## [Dataset]
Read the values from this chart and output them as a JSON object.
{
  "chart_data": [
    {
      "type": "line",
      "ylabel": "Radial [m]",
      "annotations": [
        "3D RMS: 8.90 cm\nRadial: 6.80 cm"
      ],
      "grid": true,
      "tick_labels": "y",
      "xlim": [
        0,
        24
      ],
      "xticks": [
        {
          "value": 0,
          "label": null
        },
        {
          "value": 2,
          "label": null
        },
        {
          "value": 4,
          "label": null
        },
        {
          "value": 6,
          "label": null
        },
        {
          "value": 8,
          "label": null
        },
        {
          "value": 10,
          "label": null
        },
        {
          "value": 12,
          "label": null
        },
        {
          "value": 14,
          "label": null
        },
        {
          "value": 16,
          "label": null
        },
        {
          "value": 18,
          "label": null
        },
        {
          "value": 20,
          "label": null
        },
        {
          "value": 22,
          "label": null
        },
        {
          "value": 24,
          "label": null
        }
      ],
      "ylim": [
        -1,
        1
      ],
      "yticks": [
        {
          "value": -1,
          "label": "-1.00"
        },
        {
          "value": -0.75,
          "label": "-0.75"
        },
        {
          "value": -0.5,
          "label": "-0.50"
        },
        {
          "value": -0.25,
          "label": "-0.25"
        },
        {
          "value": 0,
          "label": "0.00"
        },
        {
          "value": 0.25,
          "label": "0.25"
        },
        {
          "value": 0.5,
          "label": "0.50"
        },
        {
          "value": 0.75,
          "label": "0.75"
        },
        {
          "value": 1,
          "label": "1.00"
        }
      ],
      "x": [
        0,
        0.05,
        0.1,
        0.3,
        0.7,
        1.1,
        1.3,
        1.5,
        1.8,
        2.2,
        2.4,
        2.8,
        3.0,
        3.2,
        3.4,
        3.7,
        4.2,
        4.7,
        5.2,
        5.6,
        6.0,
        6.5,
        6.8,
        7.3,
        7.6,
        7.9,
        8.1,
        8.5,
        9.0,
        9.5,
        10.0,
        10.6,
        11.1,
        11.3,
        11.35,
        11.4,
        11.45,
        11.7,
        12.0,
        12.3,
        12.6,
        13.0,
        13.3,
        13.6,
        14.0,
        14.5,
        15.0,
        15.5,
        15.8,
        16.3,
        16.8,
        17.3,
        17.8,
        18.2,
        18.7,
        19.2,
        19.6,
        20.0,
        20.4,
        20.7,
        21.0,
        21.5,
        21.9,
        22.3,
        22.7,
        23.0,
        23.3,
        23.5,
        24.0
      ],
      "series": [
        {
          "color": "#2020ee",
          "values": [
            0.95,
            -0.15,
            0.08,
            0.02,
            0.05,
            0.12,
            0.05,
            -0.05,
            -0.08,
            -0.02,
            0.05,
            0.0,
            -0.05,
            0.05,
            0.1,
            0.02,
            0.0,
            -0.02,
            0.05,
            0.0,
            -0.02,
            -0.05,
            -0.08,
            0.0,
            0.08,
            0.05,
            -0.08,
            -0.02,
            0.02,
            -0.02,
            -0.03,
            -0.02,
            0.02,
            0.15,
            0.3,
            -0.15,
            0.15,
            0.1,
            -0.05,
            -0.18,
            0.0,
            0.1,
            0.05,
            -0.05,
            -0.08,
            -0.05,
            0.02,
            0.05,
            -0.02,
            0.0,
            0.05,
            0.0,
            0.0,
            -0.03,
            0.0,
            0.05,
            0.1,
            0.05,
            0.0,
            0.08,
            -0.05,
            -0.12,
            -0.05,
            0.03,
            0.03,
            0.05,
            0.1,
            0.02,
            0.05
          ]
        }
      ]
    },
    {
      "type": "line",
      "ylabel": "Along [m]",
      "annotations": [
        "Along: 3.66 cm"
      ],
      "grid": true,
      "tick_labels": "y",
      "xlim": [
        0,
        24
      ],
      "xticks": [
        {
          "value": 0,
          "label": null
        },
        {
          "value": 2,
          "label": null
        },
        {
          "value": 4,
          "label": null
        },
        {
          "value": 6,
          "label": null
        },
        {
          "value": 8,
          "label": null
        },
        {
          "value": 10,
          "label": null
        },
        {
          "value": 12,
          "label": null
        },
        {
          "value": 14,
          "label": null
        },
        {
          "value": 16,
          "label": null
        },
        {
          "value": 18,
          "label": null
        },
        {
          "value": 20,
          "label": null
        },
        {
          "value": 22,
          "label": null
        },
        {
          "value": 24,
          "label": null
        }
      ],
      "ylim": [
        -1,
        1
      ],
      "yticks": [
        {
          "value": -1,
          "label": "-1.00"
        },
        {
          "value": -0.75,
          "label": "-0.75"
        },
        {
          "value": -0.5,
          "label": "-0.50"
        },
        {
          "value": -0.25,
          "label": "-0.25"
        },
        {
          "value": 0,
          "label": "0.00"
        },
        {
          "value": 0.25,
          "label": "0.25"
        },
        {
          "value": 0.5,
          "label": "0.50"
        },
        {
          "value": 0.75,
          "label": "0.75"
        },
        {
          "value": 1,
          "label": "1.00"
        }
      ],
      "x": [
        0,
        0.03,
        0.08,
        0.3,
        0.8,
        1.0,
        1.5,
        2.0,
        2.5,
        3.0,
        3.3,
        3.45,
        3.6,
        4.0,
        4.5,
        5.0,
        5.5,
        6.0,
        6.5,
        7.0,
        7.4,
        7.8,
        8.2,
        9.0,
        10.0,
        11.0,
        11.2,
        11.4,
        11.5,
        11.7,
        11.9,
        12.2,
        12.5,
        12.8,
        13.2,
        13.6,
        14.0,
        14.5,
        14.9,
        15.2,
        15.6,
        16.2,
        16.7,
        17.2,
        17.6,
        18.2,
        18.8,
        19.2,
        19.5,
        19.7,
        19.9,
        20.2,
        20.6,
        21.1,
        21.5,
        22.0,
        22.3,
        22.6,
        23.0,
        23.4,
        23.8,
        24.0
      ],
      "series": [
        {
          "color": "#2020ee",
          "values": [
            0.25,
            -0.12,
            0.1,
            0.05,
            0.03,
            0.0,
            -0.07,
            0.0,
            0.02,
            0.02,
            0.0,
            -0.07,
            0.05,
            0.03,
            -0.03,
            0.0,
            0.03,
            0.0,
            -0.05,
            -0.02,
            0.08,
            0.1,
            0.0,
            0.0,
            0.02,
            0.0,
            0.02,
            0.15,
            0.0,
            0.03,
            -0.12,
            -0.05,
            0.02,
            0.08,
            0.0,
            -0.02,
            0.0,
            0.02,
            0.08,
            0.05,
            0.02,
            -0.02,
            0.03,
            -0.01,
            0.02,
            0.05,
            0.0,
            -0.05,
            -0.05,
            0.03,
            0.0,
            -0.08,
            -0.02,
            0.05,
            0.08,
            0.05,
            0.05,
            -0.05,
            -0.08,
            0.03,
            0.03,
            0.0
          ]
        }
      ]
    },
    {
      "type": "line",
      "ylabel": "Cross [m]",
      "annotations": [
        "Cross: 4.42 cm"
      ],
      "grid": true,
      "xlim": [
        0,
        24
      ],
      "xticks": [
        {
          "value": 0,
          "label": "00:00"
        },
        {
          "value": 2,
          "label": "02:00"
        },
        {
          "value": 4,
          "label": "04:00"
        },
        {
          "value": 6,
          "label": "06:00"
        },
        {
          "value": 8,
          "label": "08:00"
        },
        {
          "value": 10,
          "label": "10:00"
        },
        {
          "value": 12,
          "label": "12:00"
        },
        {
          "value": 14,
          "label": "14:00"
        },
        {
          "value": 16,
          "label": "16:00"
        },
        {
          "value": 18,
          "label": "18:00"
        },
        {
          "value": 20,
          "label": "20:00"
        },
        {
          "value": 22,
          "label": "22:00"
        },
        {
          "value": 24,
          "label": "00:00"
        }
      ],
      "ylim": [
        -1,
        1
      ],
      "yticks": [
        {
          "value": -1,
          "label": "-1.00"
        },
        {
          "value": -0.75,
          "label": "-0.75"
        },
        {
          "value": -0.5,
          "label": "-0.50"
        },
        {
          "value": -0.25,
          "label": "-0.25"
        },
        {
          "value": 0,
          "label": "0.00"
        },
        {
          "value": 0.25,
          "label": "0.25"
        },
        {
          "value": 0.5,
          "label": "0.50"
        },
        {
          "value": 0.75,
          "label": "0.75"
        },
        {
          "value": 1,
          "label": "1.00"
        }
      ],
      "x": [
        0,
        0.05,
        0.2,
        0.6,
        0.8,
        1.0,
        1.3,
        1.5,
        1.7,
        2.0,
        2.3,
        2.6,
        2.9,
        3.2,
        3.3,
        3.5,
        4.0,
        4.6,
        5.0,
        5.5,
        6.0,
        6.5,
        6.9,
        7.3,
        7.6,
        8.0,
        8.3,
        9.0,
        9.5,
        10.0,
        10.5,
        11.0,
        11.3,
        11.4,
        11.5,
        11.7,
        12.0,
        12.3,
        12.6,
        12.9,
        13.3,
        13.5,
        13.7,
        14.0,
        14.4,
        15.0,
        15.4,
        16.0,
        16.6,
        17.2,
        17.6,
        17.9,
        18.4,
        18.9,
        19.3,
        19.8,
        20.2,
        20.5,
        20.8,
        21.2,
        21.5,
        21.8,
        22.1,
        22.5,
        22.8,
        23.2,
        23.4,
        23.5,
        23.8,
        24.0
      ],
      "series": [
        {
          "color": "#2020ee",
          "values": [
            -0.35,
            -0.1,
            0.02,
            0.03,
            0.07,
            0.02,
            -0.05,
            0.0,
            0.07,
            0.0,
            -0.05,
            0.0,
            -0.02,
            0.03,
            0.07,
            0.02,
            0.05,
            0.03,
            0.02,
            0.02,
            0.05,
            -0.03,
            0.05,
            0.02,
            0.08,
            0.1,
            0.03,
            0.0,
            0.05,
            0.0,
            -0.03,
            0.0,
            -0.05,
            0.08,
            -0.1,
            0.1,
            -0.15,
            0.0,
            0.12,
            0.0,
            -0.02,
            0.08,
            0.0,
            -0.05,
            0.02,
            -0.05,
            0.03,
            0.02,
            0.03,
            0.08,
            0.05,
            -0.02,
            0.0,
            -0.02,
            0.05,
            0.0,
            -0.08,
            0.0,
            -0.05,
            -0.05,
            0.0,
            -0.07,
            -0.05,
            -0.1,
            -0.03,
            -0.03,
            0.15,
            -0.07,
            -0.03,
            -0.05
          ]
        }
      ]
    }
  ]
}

## [Task instructions]
Copy out each line in the preceding records that contains "ylabel".

## [Response to this task]
      "ylabel": "Radial [m]",
      "ylabel": "Along [m]",
      "ylabel": "Cross [m]",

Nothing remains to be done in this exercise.